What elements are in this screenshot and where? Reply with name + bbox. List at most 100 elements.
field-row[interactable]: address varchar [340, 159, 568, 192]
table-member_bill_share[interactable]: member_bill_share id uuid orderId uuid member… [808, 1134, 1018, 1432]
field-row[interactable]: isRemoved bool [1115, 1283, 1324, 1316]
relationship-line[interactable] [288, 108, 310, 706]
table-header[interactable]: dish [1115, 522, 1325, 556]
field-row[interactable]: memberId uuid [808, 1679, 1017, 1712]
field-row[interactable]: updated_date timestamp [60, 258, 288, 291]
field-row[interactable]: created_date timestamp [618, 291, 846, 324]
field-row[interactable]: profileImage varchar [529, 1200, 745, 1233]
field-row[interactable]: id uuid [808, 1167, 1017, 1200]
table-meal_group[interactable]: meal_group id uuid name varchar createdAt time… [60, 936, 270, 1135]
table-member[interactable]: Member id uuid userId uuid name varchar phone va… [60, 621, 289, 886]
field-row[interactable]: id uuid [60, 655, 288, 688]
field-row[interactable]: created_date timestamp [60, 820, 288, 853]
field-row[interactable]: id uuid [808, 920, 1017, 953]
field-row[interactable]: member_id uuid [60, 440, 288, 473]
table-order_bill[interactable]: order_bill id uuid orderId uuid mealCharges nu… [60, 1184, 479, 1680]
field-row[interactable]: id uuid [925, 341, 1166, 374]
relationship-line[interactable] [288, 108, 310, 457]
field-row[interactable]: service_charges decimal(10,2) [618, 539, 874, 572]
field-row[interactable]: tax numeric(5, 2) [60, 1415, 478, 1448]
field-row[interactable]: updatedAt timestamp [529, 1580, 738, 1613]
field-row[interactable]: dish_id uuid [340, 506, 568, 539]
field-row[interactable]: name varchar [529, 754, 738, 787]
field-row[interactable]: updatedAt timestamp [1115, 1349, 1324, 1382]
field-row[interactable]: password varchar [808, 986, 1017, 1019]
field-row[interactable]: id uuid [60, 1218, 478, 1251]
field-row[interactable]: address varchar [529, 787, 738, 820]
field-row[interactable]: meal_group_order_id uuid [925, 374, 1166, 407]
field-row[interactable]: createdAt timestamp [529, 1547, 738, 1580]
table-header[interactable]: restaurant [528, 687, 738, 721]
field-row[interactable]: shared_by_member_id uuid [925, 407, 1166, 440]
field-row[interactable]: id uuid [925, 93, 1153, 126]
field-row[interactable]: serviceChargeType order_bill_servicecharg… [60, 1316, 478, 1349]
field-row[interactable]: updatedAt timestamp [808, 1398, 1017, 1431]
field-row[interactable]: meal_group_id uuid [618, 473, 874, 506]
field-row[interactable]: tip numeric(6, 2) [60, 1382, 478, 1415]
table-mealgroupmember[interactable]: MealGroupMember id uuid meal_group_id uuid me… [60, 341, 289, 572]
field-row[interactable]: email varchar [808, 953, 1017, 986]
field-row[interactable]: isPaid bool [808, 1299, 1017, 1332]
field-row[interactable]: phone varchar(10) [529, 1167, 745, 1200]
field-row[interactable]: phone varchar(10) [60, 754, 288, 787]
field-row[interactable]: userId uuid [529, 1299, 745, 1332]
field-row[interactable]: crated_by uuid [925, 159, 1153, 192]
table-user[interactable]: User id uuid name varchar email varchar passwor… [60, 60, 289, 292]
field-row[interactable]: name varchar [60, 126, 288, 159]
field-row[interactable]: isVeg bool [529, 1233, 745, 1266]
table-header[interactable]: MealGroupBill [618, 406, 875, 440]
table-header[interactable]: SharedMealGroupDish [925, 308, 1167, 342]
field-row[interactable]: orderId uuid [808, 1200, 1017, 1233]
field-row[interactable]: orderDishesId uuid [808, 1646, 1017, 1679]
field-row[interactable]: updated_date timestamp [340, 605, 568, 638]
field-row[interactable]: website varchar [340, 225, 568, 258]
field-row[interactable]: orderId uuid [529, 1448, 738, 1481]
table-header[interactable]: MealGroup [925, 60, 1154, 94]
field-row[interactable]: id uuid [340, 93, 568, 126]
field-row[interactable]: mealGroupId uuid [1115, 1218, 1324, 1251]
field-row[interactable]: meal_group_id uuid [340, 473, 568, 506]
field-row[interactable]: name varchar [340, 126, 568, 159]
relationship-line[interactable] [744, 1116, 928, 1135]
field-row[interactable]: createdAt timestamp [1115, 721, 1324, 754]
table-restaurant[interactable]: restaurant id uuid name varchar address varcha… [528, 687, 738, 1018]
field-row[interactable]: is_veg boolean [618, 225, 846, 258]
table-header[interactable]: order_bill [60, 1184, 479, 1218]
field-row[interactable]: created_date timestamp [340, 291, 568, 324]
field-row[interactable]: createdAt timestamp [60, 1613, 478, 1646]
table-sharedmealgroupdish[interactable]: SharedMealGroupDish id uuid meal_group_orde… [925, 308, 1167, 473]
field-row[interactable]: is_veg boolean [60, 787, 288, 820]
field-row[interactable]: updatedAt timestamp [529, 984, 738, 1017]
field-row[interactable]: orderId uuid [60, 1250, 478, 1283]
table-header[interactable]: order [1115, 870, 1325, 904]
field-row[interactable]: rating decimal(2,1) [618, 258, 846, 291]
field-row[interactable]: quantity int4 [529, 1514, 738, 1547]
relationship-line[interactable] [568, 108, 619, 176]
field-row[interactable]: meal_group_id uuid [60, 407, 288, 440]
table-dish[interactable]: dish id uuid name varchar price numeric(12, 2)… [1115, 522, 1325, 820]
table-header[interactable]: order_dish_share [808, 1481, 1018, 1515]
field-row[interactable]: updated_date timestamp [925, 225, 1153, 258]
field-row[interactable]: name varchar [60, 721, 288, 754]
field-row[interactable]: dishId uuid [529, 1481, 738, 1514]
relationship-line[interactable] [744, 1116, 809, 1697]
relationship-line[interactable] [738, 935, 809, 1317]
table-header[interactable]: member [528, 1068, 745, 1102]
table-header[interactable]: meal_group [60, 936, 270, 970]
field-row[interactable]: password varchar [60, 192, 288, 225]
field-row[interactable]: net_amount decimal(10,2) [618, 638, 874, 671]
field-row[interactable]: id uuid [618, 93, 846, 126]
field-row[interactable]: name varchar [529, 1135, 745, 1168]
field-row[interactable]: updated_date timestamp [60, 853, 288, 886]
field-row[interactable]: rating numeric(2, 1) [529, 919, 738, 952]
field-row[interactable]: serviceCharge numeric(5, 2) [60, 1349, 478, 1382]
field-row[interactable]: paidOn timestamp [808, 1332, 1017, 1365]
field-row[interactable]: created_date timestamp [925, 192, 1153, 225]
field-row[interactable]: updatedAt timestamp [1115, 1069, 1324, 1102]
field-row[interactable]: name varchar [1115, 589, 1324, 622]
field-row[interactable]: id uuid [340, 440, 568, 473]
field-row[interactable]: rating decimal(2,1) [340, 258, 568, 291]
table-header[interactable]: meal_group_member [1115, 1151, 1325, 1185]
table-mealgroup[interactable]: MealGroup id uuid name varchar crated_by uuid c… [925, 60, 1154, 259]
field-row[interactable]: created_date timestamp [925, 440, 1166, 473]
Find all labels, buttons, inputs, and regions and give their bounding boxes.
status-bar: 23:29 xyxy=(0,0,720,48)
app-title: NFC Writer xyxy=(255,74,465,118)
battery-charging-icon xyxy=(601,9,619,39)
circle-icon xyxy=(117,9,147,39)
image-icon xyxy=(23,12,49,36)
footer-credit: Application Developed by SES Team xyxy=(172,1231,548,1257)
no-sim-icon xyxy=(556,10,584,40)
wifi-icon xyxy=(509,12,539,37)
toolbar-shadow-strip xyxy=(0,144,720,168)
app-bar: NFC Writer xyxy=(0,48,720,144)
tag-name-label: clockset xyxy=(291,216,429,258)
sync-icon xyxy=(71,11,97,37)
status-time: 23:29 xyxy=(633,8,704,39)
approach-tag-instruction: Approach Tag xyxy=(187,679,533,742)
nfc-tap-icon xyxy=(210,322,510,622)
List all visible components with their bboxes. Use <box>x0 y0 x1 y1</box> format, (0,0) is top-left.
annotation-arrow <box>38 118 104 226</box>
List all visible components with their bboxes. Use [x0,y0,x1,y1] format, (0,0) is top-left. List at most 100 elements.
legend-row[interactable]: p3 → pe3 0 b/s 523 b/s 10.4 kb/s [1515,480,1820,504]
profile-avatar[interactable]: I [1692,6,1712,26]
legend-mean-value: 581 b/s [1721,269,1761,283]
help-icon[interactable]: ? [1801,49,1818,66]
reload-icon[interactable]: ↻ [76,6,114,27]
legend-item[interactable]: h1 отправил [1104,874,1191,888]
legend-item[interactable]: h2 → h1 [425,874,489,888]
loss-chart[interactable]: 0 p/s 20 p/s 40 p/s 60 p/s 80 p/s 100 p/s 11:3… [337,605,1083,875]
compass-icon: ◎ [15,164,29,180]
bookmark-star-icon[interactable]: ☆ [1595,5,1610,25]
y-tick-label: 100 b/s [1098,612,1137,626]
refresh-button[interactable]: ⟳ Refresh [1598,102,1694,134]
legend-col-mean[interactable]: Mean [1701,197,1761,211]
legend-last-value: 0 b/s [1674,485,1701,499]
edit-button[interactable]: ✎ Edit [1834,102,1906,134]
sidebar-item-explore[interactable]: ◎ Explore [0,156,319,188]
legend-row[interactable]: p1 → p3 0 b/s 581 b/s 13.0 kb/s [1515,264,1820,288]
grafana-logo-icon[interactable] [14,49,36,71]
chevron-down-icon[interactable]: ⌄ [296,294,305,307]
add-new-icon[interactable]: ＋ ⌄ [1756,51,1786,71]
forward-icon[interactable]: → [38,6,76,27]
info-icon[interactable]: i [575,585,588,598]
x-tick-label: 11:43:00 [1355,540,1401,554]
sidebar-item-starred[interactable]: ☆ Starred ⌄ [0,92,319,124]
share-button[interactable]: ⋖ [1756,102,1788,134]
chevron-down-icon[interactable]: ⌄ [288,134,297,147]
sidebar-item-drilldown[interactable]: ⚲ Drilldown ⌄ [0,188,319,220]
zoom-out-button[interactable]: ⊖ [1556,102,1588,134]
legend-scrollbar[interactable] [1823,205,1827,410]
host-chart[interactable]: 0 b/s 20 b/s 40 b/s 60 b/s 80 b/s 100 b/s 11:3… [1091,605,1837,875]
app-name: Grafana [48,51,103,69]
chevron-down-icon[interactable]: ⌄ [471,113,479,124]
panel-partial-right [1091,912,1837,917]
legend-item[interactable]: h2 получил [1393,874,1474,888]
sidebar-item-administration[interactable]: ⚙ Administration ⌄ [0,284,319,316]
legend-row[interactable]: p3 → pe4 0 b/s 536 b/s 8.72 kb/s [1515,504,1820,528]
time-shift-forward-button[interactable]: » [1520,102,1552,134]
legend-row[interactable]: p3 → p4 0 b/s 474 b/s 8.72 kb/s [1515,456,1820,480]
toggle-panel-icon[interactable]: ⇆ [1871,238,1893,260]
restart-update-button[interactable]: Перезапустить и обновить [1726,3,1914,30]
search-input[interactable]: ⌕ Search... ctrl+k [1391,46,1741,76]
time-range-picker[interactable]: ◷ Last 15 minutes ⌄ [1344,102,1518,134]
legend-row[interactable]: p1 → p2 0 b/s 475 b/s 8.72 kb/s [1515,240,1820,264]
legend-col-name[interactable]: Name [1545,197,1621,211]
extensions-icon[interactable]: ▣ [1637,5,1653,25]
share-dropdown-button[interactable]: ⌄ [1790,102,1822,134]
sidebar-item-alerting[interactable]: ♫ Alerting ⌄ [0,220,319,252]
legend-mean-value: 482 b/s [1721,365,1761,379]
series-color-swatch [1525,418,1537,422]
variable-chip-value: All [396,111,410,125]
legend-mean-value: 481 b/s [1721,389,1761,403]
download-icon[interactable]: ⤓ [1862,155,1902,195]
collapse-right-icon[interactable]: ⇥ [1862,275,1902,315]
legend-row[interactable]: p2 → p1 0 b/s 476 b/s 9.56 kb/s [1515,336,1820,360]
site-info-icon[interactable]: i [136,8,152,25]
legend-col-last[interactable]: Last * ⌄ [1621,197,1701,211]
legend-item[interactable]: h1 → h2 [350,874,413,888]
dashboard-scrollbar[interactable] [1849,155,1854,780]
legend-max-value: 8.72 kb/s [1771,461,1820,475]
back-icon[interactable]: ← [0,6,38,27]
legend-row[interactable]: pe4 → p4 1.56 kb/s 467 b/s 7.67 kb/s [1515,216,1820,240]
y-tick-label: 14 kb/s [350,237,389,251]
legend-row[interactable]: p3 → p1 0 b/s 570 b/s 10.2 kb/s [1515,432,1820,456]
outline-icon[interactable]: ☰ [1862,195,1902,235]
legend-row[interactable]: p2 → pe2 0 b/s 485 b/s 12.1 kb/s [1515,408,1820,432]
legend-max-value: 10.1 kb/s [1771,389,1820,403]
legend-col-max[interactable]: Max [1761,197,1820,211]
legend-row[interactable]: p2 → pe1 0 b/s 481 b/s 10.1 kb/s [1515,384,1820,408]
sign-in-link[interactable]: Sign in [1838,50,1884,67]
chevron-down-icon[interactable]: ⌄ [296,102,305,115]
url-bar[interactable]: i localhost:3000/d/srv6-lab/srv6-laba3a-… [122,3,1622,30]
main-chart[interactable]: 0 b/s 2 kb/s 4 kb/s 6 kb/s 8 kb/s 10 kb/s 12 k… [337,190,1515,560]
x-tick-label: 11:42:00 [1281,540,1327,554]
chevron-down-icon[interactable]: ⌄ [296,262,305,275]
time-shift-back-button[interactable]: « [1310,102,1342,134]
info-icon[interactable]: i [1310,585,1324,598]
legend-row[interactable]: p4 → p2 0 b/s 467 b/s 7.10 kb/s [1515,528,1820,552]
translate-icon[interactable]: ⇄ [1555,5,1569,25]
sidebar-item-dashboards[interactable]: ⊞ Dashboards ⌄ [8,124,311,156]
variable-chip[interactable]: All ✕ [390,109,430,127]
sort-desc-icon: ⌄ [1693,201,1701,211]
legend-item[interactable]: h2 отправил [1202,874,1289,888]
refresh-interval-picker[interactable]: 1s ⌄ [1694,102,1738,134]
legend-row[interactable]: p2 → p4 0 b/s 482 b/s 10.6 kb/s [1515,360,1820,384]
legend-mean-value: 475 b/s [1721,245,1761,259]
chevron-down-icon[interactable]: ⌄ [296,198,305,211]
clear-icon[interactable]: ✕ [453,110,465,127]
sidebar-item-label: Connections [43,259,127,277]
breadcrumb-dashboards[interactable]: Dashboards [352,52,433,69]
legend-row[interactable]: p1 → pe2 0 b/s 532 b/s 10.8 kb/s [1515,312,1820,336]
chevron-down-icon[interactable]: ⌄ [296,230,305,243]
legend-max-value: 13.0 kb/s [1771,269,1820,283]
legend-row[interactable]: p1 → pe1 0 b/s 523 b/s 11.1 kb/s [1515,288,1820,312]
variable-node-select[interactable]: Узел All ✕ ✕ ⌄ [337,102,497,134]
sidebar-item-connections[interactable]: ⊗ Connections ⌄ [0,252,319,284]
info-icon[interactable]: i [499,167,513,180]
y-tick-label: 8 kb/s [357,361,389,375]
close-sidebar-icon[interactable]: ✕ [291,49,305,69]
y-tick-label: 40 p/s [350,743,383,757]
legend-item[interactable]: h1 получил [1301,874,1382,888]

> [Objective]
Can you reproduce, word for word, the stretch of the data above from its first line through the line containing "table-header[interactable]: dish [1115, 522, 1325, 556]", including both of those lines and nothing else?

> [The output]
What elements are in this screenshot and where? Reply with name + bbox. List at most 100 elements.
field-row[interactable]: address varchar [340, 159, 568, 192]
table-member_bill_share[interactable]: member_bill_share id uuid orderId uuid member… [808, 1134, 1018, 1432]
field-row[interactable]: isRemoved bool [1115, 1283, 1324, 1316]
relationship-line[interactable] [288, 108, 310, 706]
table-header[interactable]: dish [1115, 522, 1325, 556]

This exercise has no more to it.